> **Records for this task**

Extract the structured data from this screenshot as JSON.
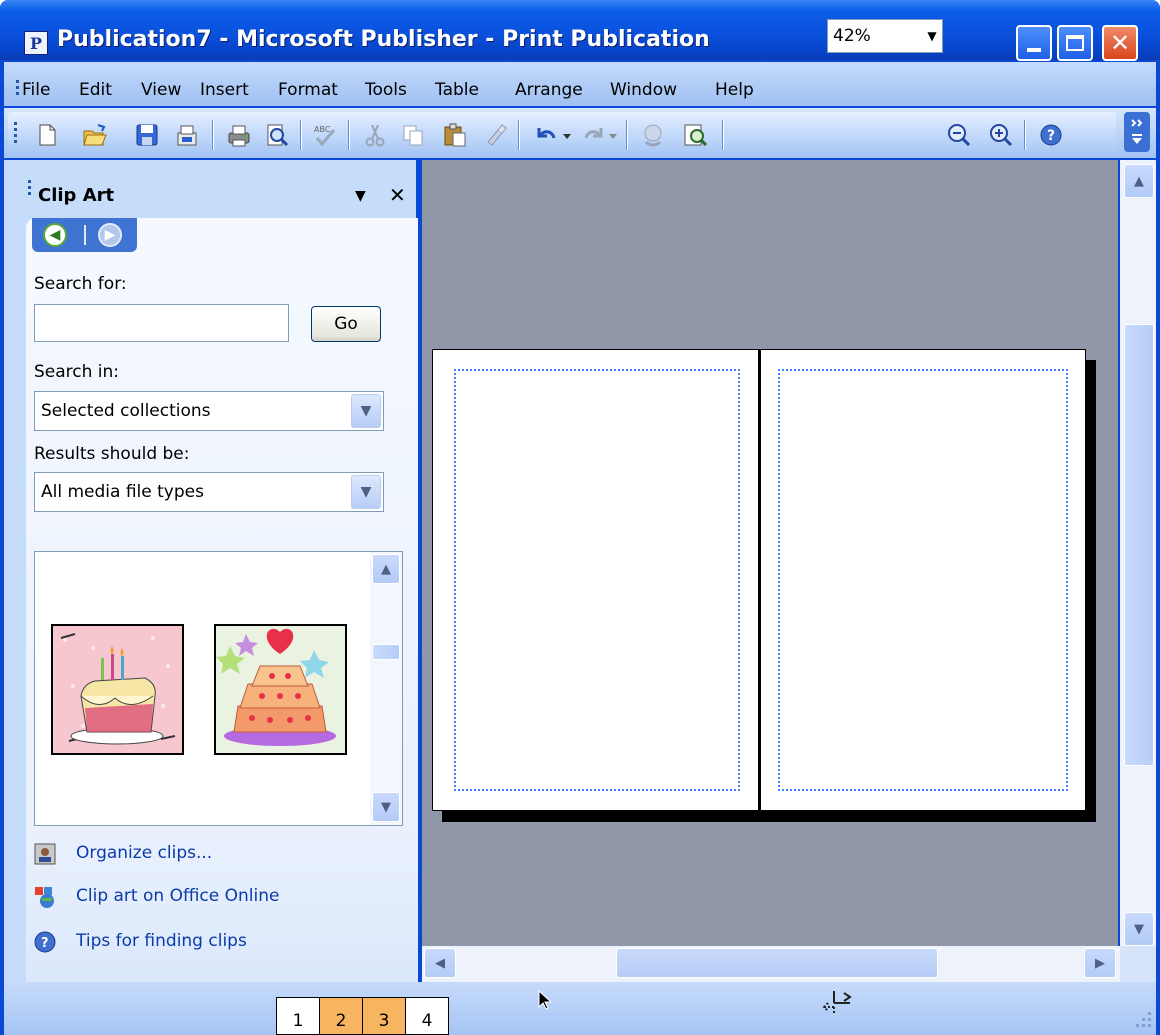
{
  "window": {
    "title": "Publication7 - Microsoft Publisher - Print Publication",
    "icon_letter": "P"
  },
  "title_buttons": {
    "minimize": "minimize-icon",
    "maximize": "maximize-icon",
    "close": "✕"
  },
  "menu": [
    "File",
    "Edit",
    "View",
    "Insert",
    "Format",
    "Tools",
    "Table",
    "Arrange",
    "Window",
    "Help"
  ],
  "toolbar": {
    "icons": [
      "new-icon",
      "open-icon",
      "save-icon",
      "permission-icon",
      "print-icon",
      "print-preview-icon",
      "spelling-icon",
      "cut-icon",
      "copy-icon",
      "paste-icon",
      "format-painter-icon",
      "undo-icon",
      "redo-icon",
      "hyperlink-icon",
      "zoom-icon",
      "zoom-out-icon",
      "zoom-in-icon",
      "help-icon"
    ],
    "zoom": "42%"
  },
  "task_pane": {
    "title": "Clip Art",
    "search_label": "Search for:",
    "search_value": "",
    "go_label": "Go",
    "search_in_label": "Search in:",
    "search_in_value": "Selected collections",
    "results_label": "Results should be:",
    "results_value": "All media file types",
    "clips": [
      "birthday-cake-clip",
      "decorated-cake-clip"
    ],
    "links": [
      "Organize clips...",
      "Clip art on Office Online",
      "Tips for finding clips"
    ]
  },
  "status": {
    "pages": [
      "1",
      "2",
      "3",
      "4"
    ],
    "active_pages": [
      "2",
      "3"
    ]
  },
  "colors": {
    "title_blue": "#0a52de",
    "menu_bg": "#c4dbfb",
    "workspace": "#9097a9",
    "guide": "#3f82ff",
    "active_page": "#f7b461"
  }
}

> **The task**
Repeat each entry exactly as given; no pictures belong in the copy.

> **Exercise solution**
Extract the structured data from this screenshot as JSON.
{
  "window": {
    "title": "Publication7 - Microsoft Publisher - Print Publication",
    "icon_letter": "P"
  },
  "title_buttons": {
    "minimize": "minimize-icon",
    "maximize": "maximize-icon",
    "close": "✕"
  },
  "menu": [
    "File",
    "Edit",
    "View",
    "Insert",
    "Format",
    "Tools",
    "Table",
    "Arrange",
    "Window",
    "Help"
  ],
  "toolbar": {
    "icons": [
      "new-icon",
      "open-icon",
      "save-icon",
      "permission-icon",
      "print-icon",
      "print-preview-icon",
      "spelling-icon",
      "cut-icon",
      "copy-icon",
      "paste-icon",
      "format-painter-icon",
      "undo-icon",
      "redo-icon",
      "hyperlink-icon",
      "zoom-icon",
      "zoom-out-icon",
      "zoom-in-icon",
      "help-icon"
    ],
    "zoom": "42%"
  },
  "task_pane": {
    "title": "Clip Art",
    "search_label": "Search for:",
    "search_value": "",
    "go_label": "Go",
    "search_in_label": "Search in:",
    "search_in_value": "Selected collections",
    "results_label": "Results should be:",
    "results_value": "All media file types",
    "clips": [
      "birthday-cake-clip",
      "decorated-cake-clip"
    ],
    "links": [
      "Organize clips...",
      "Clip art on Office Online",
      "Tips for finding clips"
    ]
  },
  "status": {
    "pages": [
      "1",
      "2",
      "3",
      "4"
    ],
    "active_pages": [
      "2",
      "3"
    ]
  },
  "colors": {
    "title_blue": "#0a52de",
    "menu_bg": "#c4dbfb",
    "workspace": "#9097a9",
    "guide": "#3f82ff",
    "active_page": "#f7b461"
  }
}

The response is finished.